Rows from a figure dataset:
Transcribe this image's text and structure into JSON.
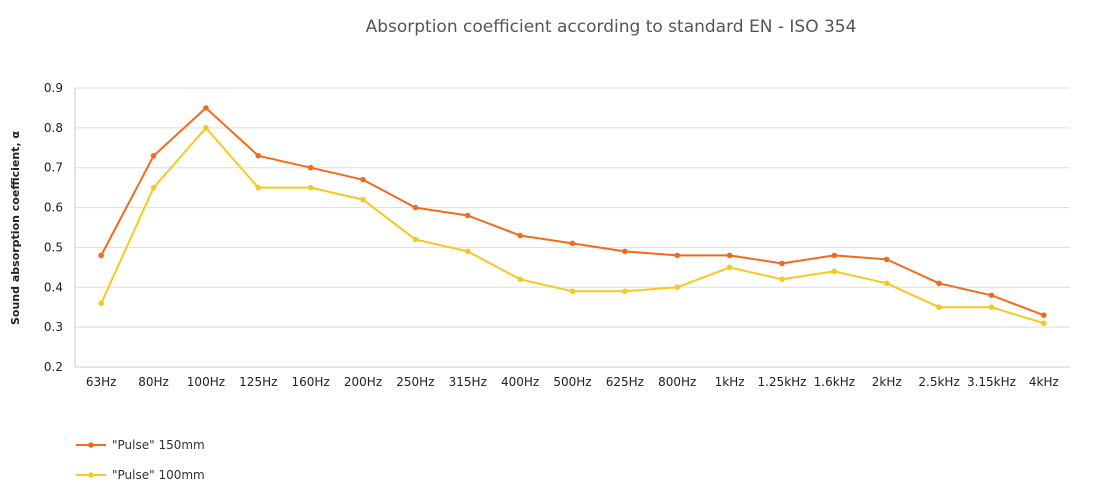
{
  "chart_data": {
    "type": "line",
    "title": "Absorption coefficient according to standard EN - ISO 354",
    "xlabel": "",
    "ylabel": "Sound absorption coefficient, α",
    "ylim": [
      0.2,
      0.9
    ],
    "yticks": [
      "0.9",
      "0.8",
      "0.7",
      "0.6",
      "0.5",
      "0.4",
      "0.3",
      "0.2"
    ],
    "grid": true,
    "legend_position": "bottom-left",
    "categories": [
      "63Hz",
      "80Hz",
      "100Hz",
      "125Hz",
      "160Hz",
      "200Hz",
      "250Hz",
      "315Hz",
      "400Hz",
      "500Hz",
      "625Hz",
      "800Hz",
      "1kHz",
      "1.25kHz",
      "1.6kHz",
      "2kHz",
      "2.5kHz",
      "3.15kHz",
      "4kHz"
    ],
    "series": [
      {
        "name": "\"Pulse\" 150mm",
        "color": "#f26b1d",
        "values": [
          0.48,
          0.73,
          0.85,
          0.73,
          0.7,
          0.67,
          0.6,
          0.58,
          0.53,
          0.51,
          0.49,
          0.48,
          0.48,
          0.46,
          0.48,
          0.47,
          0.41,
          0.38,
          0.33
        ]
      },
      {
        "name": "\"Pulse\" 100mm",
        "color": "#f7c81e",
        "values": [
          0.36,
          0.65,
          0.8,
          0.65,
          0.65,
          0.62,
          0.52,
          0.49,
          0.42,
          0.39,
          0.39,
          0.4,
          0.45,
          0.42,
          0.44,
          0.41,
          0.35,
          0.35,
          0.31
        ]
      }
    ]
  }
}
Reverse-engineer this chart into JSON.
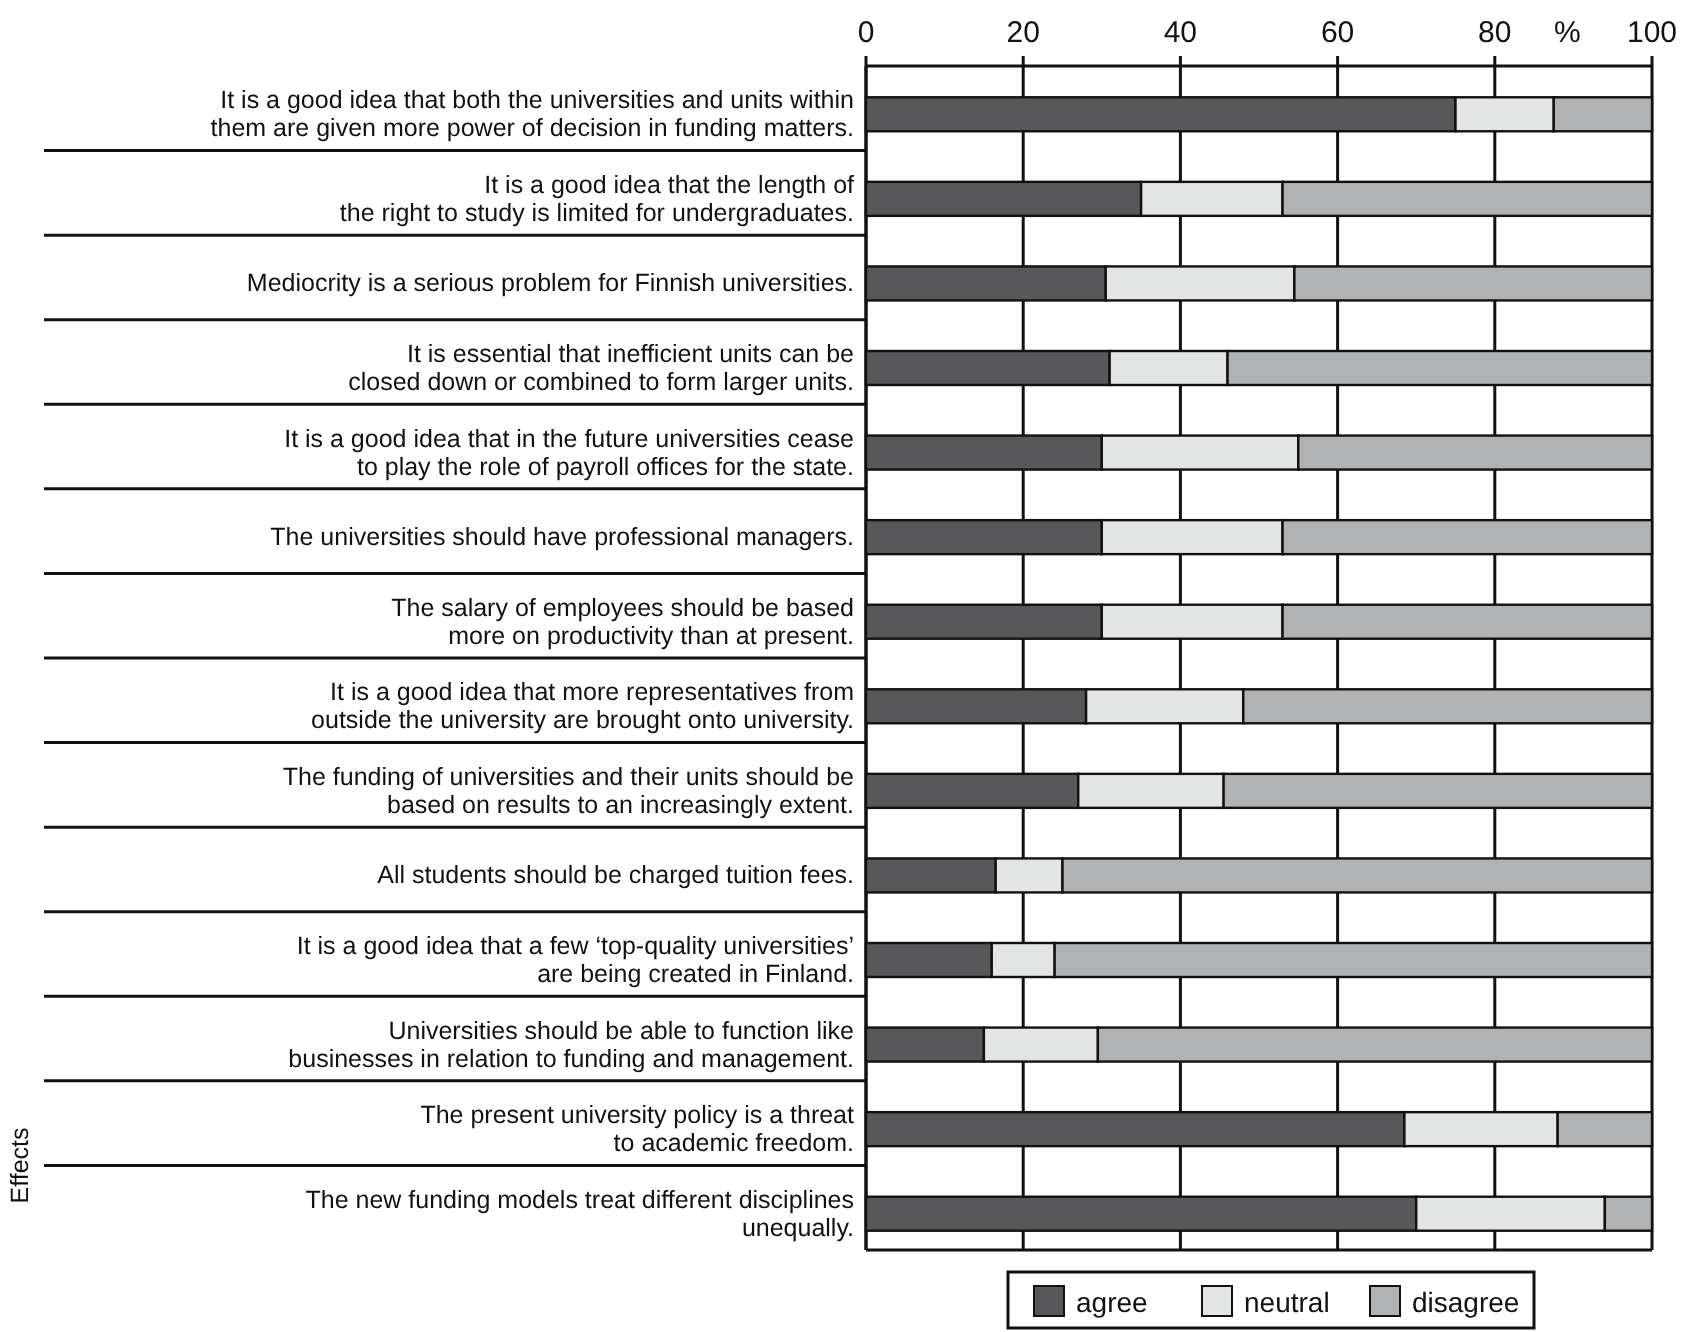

→ PROBLEM TO SOLVE: Scan the listing above for the word "this" and copy every line that holds it.

→ COMPLETE RESPONSE:
Transcribe this image's text and structure into JSON.
Reverse-engineer this chart into JSON.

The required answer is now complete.